Data to use:

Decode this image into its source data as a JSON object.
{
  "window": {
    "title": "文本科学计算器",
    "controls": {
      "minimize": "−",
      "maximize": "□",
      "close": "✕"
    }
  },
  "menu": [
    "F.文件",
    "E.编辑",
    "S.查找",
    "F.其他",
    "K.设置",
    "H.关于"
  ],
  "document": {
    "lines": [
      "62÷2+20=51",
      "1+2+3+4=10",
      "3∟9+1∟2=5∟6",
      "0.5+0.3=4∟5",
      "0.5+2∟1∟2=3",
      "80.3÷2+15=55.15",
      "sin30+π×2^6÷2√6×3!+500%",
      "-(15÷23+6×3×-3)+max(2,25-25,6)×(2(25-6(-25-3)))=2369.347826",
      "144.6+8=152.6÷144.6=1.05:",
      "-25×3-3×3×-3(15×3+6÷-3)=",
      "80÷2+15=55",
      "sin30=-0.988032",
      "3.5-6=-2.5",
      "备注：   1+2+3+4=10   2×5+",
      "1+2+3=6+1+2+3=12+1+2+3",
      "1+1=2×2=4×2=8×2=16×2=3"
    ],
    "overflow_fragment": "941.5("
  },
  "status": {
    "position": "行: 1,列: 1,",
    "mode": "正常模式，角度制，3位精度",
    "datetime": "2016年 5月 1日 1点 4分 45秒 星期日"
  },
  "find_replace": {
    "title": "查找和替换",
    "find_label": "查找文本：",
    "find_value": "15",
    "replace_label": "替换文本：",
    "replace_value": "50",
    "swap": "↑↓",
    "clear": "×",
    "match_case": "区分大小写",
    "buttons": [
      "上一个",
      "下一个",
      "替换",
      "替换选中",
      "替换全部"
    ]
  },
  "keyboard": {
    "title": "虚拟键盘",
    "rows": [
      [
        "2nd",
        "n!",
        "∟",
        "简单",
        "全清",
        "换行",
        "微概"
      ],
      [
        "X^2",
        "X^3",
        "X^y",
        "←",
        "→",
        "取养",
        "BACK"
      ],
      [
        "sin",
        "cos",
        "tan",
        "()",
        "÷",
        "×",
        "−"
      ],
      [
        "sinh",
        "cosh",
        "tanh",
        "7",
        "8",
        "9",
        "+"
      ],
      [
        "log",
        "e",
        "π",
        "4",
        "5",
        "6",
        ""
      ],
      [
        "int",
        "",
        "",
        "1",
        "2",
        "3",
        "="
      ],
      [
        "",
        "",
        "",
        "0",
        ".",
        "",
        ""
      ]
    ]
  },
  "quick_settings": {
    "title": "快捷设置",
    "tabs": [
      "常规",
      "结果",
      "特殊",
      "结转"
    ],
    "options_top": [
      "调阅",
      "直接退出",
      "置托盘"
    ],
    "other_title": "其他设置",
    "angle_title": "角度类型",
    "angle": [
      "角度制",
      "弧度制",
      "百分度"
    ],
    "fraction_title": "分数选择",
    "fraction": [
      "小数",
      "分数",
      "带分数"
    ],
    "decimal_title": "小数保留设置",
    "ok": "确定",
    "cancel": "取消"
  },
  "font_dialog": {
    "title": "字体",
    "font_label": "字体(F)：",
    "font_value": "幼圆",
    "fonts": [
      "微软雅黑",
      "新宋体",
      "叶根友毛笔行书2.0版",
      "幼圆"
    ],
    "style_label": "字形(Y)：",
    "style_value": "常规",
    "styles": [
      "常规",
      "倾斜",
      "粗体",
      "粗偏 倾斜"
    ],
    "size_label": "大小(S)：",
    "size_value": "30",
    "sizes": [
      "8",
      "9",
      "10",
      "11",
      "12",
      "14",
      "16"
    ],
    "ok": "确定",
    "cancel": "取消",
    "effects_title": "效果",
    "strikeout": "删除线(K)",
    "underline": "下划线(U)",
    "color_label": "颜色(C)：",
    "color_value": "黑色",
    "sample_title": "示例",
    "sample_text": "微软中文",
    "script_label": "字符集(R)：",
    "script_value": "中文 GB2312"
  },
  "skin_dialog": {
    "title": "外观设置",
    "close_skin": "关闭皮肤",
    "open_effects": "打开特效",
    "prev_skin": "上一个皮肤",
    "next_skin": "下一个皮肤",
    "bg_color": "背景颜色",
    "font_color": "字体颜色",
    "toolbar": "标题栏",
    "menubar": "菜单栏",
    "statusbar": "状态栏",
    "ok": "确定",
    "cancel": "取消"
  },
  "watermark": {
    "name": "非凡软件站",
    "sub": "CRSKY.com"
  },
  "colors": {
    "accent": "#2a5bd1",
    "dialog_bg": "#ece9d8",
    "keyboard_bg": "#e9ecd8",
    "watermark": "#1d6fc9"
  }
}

What this task involves:
Type the material above out again, exactly.

Finished task:
Decode this image into its source data as a JSON object.
{
  "window": {
    "title": "文本科学计算器",
    "controls": {
      "minimize": "−",
      "maximize": "□",
      "close": "✕"
    }
  },
  "menu": [
    "F.文件",
    "E.编辑",
    "S.查找",
    "F.其他",
    "K.设置",
    "H.关于"
  ],
  "document": {
    "lines": [
      "62÷2+20=51",
      "1+2+3+4=10",
      "3∟9+1∟2=5∟6",
      "0.5+0.3=4∟5",
      "0.5+2∟1∟2=3",
      "80.3÷2+15=55.15",
      "sin30+π×2^6÷2√6×3!+500%",
      "-(15÷23+6×3×-3)+max(2,25-25,6)×(2(25-6(-25-3)))=2369.347826",
      "144.6+8=152.6÷144.6=1.05:",
      "-25×3-3×3×-3(15×3+6÷-3)=",
      "80÷2+15=55",
      "sin30=-0.988032",
      "3.5-6=-2.5",
      "备注：   1+2+3+4=10   2×5+",
      "1+2+3=6+1+2+3=12+1+2+3",
      "1+1=2×2=4×2=8×2=16×2=3"
    ],
    "overflow_fragment": "941.5("
  },
  "status": {
    "position": "行: 1,列: 1,",
    "mode": "正常模式，角度制，3位精度",
    "datetime": "2016年 5月 1日 1点 4分 45秒 星期日"
  },
  "find_replace": {
    "title": "查找和替换",
    "find_label": "查找文本：",
    "find_value": "15",
    "replace_label": "替换文本：",
    "replace_value": "50",
    "swap": "↑↓",
    "clear": "×",
    "match_case": "区分大小写",
    "buttons": [
      "上一个",
      "下一个",
      "替换",
      "替换选中",
      "替换全部"
    ]
  },
  "keyboard": {
    "title": "虚拟键盘",
    "rows": [
      [
        "2nd",
        "n!",
        "∟",
        "简单",
        "全清",
        "换行",
        "微概"
      ],
      [
        "X^2",
        "X^3",
        "X^y",
        "←",
        "→",
        "取养",
        "BACK"
      ],
      [
        "sin",
        "cos",
        "tan",
        "()",
        "÷",
        "×",
        "−"
      ],
      [
        "sinh",
        "cosh",
        "tanh",
        "7",
        "8",
        "9",
        "+"
      ],
      [
        "log",
        "e",
        "π",
        "4",
        "5",
        "6",
        ""
      ],
      [
        "int",
        "",
        "",
        "1",
        "2",
        "3",
        "="
      ],
      [
        "",
        "",
        "",
        "0",
        ".",
        "",
        ""
      ]
    ]
  },
  "quick_settings": {
    "title": "快捷设置",
    "tabs": [
      "常规",
      "结果",
      "特殊",
      "结转"
    ],
    "options_top": [
      "调阅",
      "直接退出",
      "置托盘"
    ],
    "other_title": "其他设置",
    "angle_title": "角度类型",
    "angle": [
      "角度制",
      "弧度制",
      "百分度"
    ],
    "fraction_title": "分数选择",
    "fraction": [
      "小数",
      "分数",
      "带分数"
    ],
    "decimal_title": "小数保留设置",
    "ok": "确定",
    "cancel": "取消"
  },
  "font_dialog": {
    "title": "字体",
    "font_label": "字体(F)：",
    "font_value": "幼圆",
    "fonts": [
      "微软雅黑",
      "新宋体",
      "叶根友毛笔行书2.0版",
      "幼圆"
    ],
    "style_label": "字形(Y)：",
    "style_value": "常规",
    "styles": [
      "常规",
      "倾斜",
      "粗体",
      "粗偏 倾斜"
    ],
    "size_label": "大小(S)：",
    "size_value": "30",
    "sizes": [
      "8",
      "9",
      "10",
      "11",
      "12",
      "14",
      "16"
    ],
    "ok": "确定",
    "cancel": "取消",
    "effects_title": "效果",
    "strikeout": "删除线(K)",
    "underline": "下划线(U)",
    "color_label": "颜色(C)：",
    "color_value": "黑色",
    "sample_title": "示例",
    "sample_text": "微软中文",
    "script_label": "字符集(R)：",
    "script_value": "中文 GB2312"
  },
  "skin_dialog": {
    "title": "外观设置",
    "close_skin": "关闭皮肤",
    "open_effects": "打开特效",
    "prev_skin": "上一个皮肤",
    "next_skin": "下一个皮肤",
    "bg_color": "背景颜色",
    "font_color": "字体颜色",
    "toolbar": "标题栏",
    "menubar": "菜单栏",
    "statusbar": "状态栏",
    "ok": "确定",
    "cancel": "取消"
  },
  "watermark": {
    "name": "非凡软件站",
    "sub": "CRSKY.com"
  },
  "colors": {
    "accent": "#2a5bd1",
    "dialog_bg": "#ece9d8",
    "keyboard_bg": "#e9ecd8",
    "watermark": "#1d6fc9"
  }
}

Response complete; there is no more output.